All of the records below should be output exactly.

Saved entries
══════

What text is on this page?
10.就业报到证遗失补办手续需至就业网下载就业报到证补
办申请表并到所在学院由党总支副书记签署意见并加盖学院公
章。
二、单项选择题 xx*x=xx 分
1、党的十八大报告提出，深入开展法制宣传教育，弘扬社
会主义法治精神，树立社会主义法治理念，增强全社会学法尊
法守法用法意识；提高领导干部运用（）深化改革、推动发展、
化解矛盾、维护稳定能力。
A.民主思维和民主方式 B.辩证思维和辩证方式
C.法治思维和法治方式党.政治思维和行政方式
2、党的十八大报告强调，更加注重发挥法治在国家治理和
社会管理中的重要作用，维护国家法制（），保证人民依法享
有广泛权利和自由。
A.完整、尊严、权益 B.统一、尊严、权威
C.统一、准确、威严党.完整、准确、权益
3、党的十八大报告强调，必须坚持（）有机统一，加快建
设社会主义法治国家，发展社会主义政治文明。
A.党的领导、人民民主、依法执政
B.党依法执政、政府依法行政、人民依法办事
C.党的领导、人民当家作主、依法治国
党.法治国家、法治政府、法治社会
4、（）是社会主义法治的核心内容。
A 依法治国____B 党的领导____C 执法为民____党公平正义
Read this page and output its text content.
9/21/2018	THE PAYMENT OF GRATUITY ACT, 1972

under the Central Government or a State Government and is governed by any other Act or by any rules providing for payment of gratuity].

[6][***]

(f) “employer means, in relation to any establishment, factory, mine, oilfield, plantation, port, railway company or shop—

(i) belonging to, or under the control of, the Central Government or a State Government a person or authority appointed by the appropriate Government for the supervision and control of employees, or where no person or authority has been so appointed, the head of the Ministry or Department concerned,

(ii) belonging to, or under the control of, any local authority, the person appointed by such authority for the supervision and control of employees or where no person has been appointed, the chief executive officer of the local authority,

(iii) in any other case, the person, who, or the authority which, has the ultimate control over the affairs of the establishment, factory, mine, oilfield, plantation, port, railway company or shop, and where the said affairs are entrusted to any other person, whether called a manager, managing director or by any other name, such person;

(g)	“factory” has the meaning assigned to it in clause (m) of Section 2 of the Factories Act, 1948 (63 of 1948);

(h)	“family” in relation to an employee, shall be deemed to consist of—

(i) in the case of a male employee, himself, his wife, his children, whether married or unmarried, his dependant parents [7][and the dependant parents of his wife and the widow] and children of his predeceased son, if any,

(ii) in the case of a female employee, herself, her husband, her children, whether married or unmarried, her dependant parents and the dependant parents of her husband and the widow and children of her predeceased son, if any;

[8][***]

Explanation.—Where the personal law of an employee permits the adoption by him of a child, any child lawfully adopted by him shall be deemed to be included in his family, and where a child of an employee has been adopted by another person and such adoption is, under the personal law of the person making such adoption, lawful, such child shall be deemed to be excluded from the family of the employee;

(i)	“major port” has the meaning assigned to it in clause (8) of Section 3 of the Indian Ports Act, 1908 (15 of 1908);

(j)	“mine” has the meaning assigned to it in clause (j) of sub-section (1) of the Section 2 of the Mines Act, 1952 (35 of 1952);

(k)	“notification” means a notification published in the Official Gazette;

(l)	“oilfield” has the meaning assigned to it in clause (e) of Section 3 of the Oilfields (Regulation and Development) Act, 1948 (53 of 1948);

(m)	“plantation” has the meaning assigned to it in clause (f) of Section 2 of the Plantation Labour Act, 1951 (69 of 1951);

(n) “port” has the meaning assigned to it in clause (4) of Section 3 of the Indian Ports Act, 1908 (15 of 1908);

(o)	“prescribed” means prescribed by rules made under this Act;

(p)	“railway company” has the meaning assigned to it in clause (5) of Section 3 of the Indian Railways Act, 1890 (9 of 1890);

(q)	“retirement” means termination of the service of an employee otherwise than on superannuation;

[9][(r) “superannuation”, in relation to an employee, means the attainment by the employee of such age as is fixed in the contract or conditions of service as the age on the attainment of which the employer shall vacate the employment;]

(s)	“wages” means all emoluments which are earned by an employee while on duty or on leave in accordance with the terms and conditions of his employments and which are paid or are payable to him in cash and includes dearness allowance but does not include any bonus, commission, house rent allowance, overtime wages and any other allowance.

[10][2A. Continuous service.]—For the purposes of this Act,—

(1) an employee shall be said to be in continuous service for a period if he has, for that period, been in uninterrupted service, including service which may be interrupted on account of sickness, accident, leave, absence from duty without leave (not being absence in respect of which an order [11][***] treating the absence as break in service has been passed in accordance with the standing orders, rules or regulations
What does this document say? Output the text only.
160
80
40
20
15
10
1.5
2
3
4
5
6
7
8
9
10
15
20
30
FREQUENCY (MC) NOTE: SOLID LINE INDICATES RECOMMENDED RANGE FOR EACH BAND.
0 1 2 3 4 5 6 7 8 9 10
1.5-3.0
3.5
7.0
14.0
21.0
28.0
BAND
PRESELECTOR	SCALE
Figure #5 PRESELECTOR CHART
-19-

══════

SOLUTION FOR THIS TASK:
What text is on this page?
10.就业报到证遗失补办手续需至就业网下载就业报到证补
办申请表并到所在学院由党总支副书记签署意见并加盖学院公
章。
二、单项选择题 xx*x=xx 分
1、党的十八大报告提出，深入开展法制宣传教育，弘扬社
会主义法治精神，树立社会主义法治理念，增强全社会学法尊
法守法用法意识；提高领导干部运用（）深化改革、推动发展、
化解矛盾、维护稳定能力。
A.民主思维和民主方式 B.辩证思维和辩证方式
C.法治思维和法治方式党.政治思维和行政方式
2、党的十八大报告强调，更加注重发挥法治在国家治理和
社会管理中的重要作用，维护国家法制（），保证人民依法享
有广泛权利和自由。
A.完整、尊严、权益 B.统一、尊严、权威
C.统一、准确、威严党.完整、准确、权益
3、党的十八大报告强调，必须坚持（）有机统一，加快建
设社会主义法治国家，发展社会主义政治文明。
A.党的领导、人民民主、依法执政
B.党依法执政、政府依法行政、人民依法办事
C.党的领导、人民当家作主、依法治国
党.法治国家、法治政府、法治社会
4、（）是社会主义法治的核心内容。
A 依法治国____B 党的领导____C 执法为民____党公平正义
Read this page and output its text content.
9/21/2018	THE PAYMENT OF GRATUITY ACT, 1972

under the Central Government or a State Government and is governed by any other Act or by any rules providing for payment of gratuity].

[6][***]

(f) “employer means, in relation to any establishment, factory, mine, oilfield, plantation, port, railway company or shop—

(i) belonging to, or under the control of, the Central Government or a State Government a person or authority appointed by the appropriate Government for the supervision and control of employees, or where no person or authority has been so appointed, the head of the Ministry or Department concerned,

(ii) belonging to, or under the control of, any local authority, the person appointed by such authority for the supervision and control of employees or where no person has been appointed, the chief executive officer of the local authority,

(iii) in any other case, the person, who, or the authority which, has the ultimate control over the affairs of the establishment, factory, mine, oilfield, plantation, port, railway company or shop, and where the said affairs are entrusted to any other person, whether called a manager, managing director or by any other name, such person;

(g)	“factory” has the meaning assigned to it in clause (m) of Section 2 of the Factories Act, 1948 (63 of 1948);

(h)	“family” in relation to an employee, shall be deemed to consist of—

(i) in the case of a male employee, himself, his wife, his children, whether married or unmarried, his dependant parents [7][and the dependant parents of his wife and the widow] and children of his predeceased son, if any,

(ii) in the case of a female employee, herself, her husband, her children, whether married or unmarried, her dependant parents and the dependant parents of her husband and the widow and children of her predeceased son, if any;

[8][***]

Explanation.—Where the personal law of an employee permits the adoption by him of a child, any child lawfully adopted by him shall be deemed to be included in his family, and where a child of an employee has been adopted by another person and such adoption is, under the personal law of the person making such adoption, lawful, such child shall be deemed to be excluded from the family of the employee;

(i)	“major port” has the meaning assigned to it in clause (8) of Section 3 of the Indian Ports Act, 1908 (15 of 1908);

(j)	“mine” has the meaning assigned to it in clause (j) of sub-section (1) of the Section 2 of the Mines Act, 1952 (35 of 1952);

(k)	“notification” means a notification published in the Official Gazette;

(l)	“oilfield” has the meaning assigned to it in clause (e) of Section 3 of the Oilfields (Regulation and Development) Act, 1948 (53 of 1948);

(m)	“plantation” has the meaning assigned to it in clause (f) of Section 2 of the Plantation Labour Act, 1951 (69 of 1951);

(n) “port” has the meaning assigned to it in clause (4) of Section 3 of the Indian Ports Act, 1908 (15 of 1908);

(o)	“prescribed” means prescribed by rules made under this Act;

(p)	“railway company” has the meaning assigned to it in clause (5) of Section 3 of the Indian Railways Act, 1890 (9 of 1890);

(q)	“retirement” means termination of the service of an employee otherwise than on superannuation;

[9][(r) “superannuation”, in relation to an employee, means the attainment by the employee of such age as is fixed in the contract or conditions of service as the age on the attainment of which the employer shall vacate the employment;]

(s)	“wages” means all emoluments which are earned by an employee while on duty or on leave in accordance with the terms and conditions of his employments and which are paid or are payable to him in cash and includes dearness allowance but does not include any bonus, commission, house rent allowance, overtime wages and any other allowance.

[10][2A. Continuous service.]—For the purposes of this Act,—

(1) an employee shall be said to be in continuous service for a period if he has, for that period, been in uninterrupted service, including service which may be interrupted on account of sickness, accident, leave, absence from duty without leave (not being absence in respect of which an order [11][***] treating the absence as break in service has been passed in accordance with the standing orders, rules or regulations
What does this document say? Output the text only.
160
80
40
20
15
10
1.5
2
3
4
5
6
7
8
9
10
15
20
30
FREQUENCY (MC) NOTE: SOLID LINE INDICATES RECOMMENDED RANGE FOR EACH BAND.
0 1 2 3 4 5 6 7 8 9 10
1.5-3.0
3.5
7.0
14.0
21.0
28.0
BAND
PRESELECTOR	SCALE
Figure #5 PRESELECTOR CHART
-19-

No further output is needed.